## The exercise
Find the lines below that contain the string "有关技术产权转让合同". Copy each one.

-----

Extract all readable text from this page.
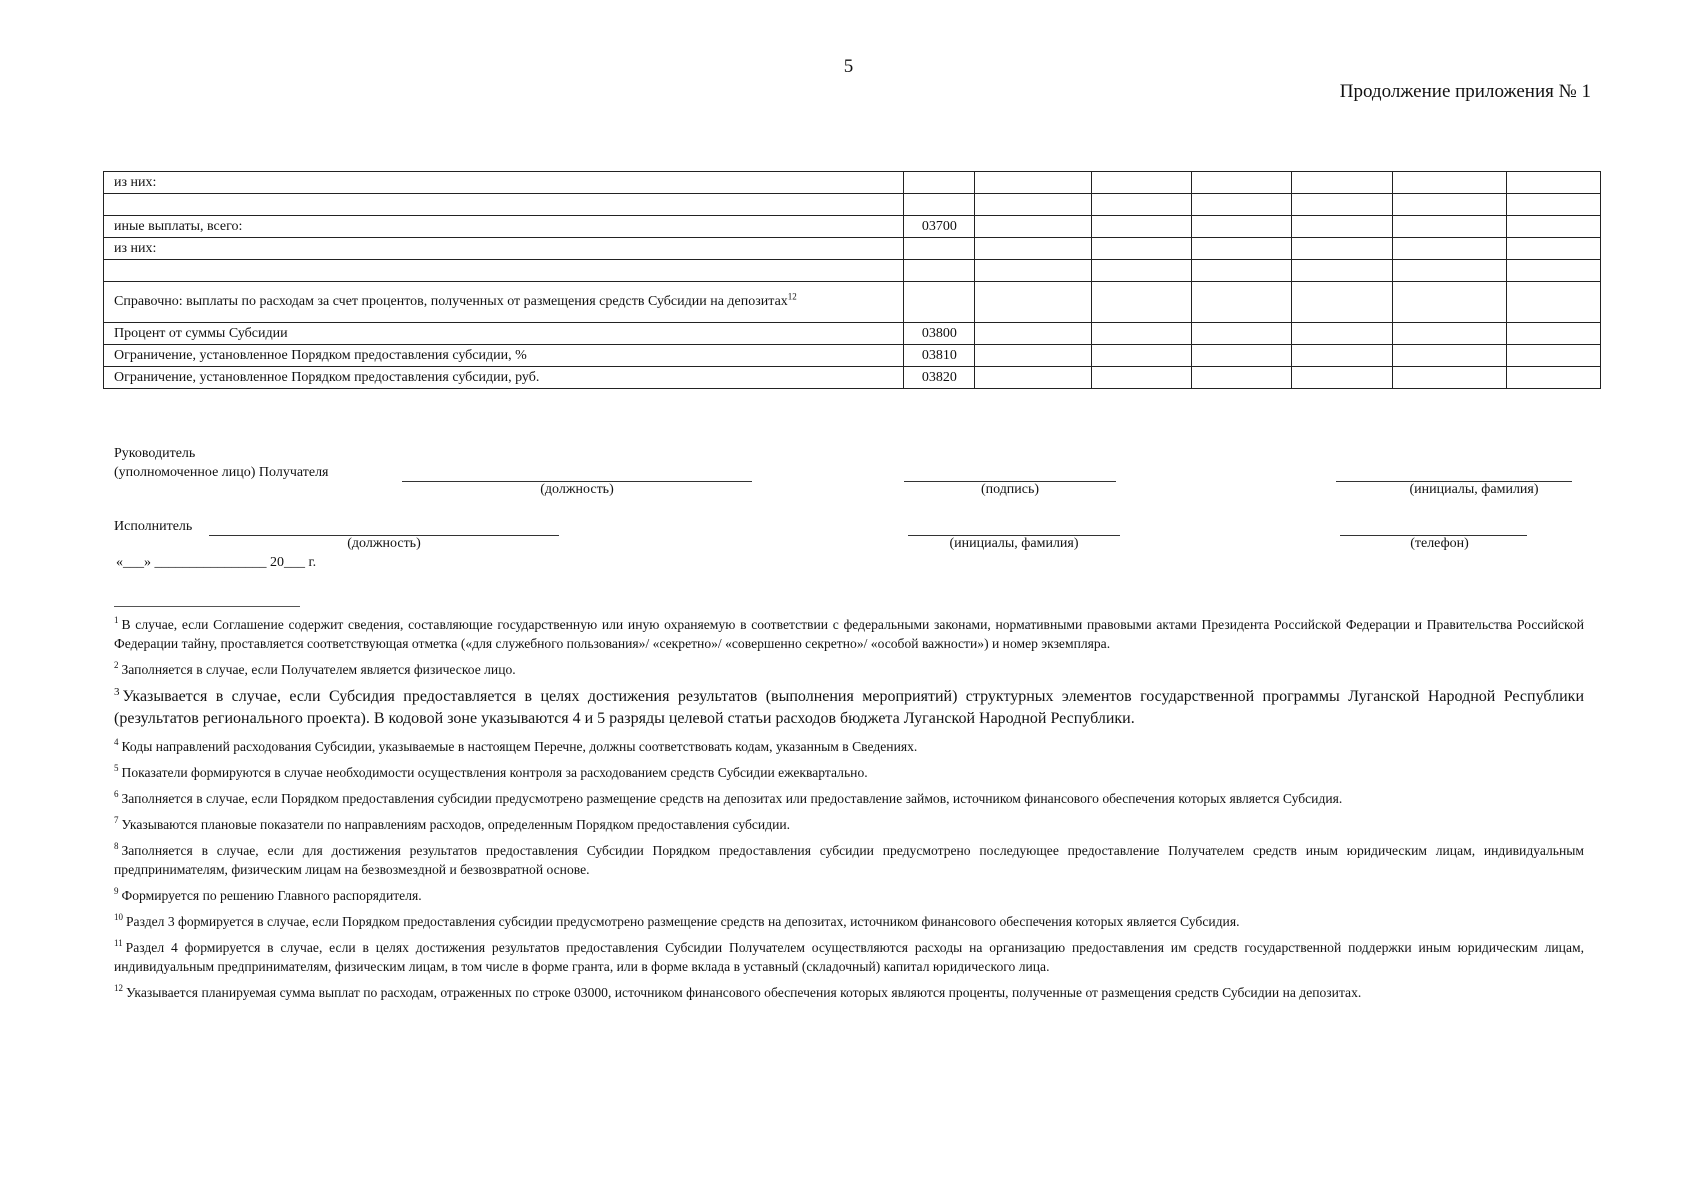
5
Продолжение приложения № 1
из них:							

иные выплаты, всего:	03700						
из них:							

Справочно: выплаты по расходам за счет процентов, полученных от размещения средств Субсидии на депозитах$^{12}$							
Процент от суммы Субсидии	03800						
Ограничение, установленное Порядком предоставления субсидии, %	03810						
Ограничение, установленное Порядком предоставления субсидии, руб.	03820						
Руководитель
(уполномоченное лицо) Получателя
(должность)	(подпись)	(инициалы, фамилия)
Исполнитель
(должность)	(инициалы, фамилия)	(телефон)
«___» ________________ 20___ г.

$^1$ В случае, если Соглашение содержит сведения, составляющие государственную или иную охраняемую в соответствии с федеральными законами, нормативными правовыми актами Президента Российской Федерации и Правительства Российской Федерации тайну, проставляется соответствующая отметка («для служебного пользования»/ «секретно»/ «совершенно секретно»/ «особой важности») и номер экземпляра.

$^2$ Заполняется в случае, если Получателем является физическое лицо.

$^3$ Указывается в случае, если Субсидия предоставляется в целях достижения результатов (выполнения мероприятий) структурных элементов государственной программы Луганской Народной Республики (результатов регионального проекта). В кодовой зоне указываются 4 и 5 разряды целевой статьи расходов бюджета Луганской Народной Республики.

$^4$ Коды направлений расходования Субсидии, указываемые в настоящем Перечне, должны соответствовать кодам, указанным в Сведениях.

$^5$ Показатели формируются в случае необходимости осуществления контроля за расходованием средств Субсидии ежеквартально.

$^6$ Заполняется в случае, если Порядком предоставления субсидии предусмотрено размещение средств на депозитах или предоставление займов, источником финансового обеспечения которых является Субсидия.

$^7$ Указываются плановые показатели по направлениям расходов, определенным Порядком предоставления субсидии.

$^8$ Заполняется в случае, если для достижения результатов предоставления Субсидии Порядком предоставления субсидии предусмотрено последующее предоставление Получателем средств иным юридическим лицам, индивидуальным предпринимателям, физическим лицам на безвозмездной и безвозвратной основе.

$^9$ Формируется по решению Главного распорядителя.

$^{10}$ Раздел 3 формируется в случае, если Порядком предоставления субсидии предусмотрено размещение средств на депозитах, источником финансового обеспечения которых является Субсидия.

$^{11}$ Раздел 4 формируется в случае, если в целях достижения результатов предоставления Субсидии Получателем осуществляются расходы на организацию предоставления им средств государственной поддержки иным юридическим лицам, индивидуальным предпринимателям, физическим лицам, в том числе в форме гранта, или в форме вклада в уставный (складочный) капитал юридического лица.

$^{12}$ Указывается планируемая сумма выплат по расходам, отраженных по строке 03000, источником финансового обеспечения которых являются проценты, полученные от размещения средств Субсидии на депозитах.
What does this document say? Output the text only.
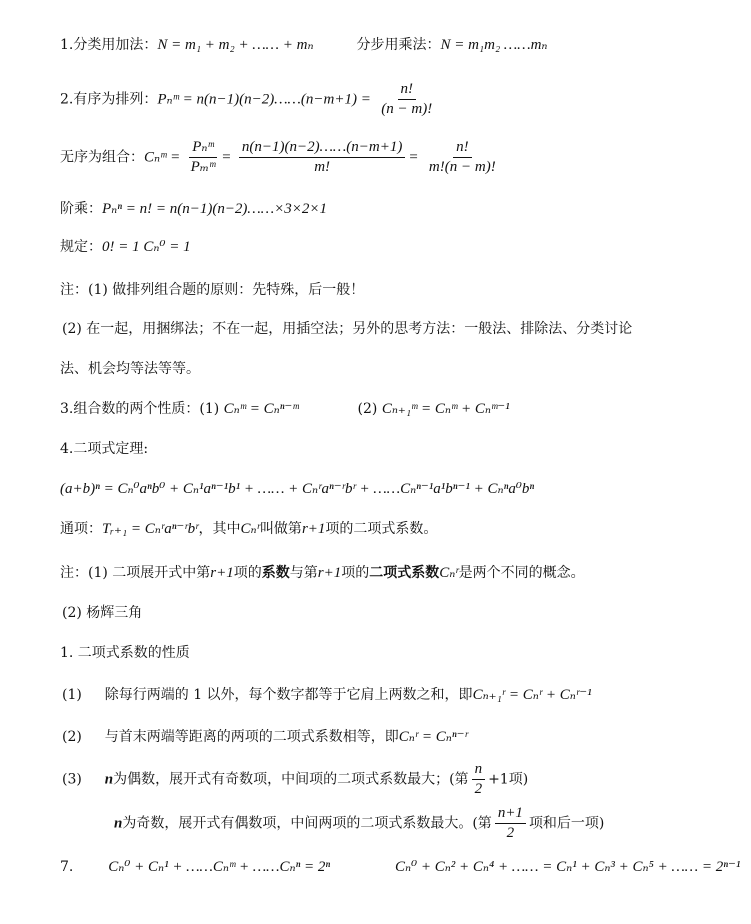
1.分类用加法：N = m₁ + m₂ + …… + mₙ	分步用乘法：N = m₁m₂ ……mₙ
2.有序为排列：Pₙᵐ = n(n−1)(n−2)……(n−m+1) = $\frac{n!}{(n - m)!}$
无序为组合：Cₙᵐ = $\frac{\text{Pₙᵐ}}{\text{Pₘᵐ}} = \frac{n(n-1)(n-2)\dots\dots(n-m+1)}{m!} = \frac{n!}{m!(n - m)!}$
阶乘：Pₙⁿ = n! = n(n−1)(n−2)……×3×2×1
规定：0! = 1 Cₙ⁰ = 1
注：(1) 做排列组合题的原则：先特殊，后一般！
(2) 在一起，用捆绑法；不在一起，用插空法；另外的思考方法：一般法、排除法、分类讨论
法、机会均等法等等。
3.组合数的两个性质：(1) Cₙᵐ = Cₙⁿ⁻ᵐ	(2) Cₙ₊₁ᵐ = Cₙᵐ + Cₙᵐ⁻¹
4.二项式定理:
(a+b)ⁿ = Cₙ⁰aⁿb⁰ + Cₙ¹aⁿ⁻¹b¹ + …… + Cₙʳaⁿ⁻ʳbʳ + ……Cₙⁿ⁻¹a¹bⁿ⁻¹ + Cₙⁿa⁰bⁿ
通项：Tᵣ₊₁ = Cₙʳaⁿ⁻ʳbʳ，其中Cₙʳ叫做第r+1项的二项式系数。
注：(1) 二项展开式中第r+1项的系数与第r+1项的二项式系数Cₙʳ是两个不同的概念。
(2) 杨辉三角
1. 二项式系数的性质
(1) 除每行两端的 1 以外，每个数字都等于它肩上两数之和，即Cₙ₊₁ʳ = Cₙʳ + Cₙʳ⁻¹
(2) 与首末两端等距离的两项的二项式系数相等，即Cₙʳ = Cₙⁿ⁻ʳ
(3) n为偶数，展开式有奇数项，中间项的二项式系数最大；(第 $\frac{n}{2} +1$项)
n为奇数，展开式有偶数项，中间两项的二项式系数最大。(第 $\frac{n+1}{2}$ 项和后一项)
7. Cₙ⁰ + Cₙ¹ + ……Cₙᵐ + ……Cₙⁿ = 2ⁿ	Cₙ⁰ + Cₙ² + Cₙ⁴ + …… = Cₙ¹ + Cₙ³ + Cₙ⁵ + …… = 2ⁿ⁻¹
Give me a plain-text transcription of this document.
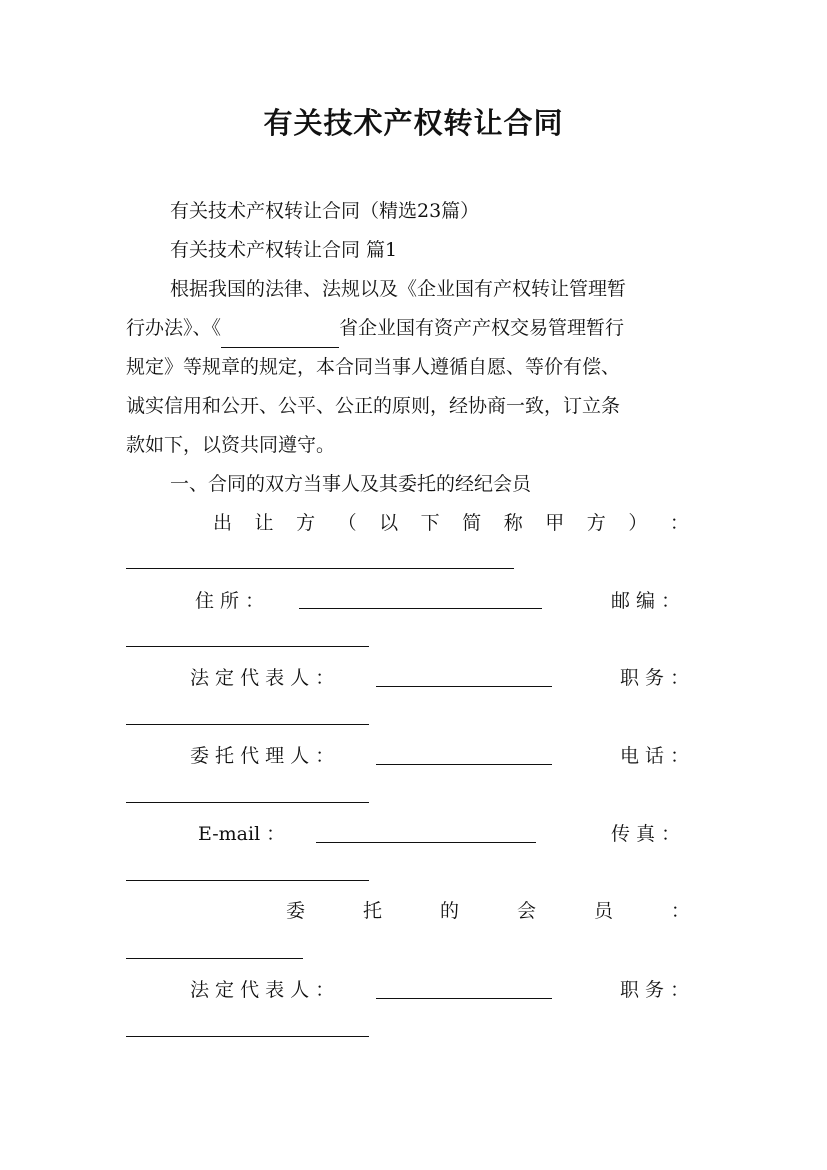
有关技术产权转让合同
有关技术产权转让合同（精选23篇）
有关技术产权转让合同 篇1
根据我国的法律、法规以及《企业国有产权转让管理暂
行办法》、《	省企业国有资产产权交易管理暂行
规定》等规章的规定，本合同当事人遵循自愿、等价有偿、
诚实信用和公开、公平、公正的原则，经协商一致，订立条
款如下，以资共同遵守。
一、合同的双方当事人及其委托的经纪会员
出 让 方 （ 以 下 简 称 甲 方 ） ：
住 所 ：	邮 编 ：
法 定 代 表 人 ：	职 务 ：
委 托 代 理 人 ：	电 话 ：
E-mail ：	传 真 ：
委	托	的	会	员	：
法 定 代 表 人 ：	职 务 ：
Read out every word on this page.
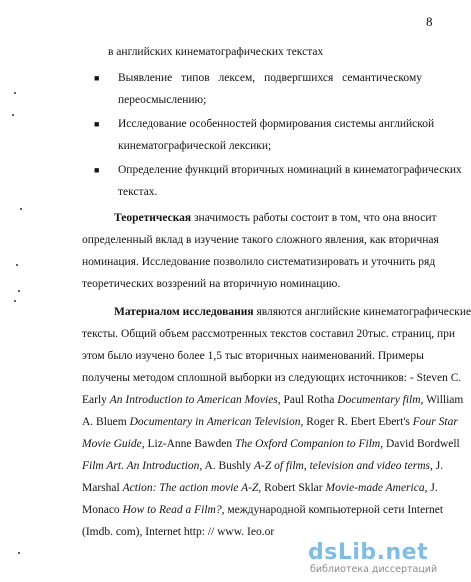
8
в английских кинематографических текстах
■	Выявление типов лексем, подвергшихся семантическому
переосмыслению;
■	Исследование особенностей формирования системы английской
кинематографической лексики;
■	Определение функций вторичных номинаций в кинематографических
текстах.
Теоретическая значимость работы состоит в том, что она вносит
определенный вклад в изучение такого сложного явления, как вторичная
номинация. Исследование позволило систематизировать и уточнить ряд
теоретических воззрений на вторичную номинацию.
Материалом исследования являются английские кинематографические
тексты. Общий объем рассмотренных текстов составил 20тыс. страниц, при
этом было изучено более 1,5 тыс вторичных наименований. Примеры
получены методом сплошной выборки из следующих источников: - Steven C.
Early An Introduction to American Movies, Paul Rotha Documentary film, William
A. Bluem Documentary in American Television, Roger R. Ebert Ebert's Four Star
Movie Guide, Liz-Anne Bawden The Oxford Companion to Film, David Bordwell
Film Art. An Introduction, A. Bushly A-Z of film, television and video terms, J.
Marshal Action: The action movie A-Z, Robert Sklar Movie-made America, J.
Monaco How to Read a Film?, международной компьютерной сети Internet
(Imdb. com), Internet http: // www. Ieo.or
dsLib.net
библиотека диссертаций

-----

## Correct result
有关技术产权转让合同
有关技术产权转让合同（精选23篇）
有关技术产权转让合同 篇1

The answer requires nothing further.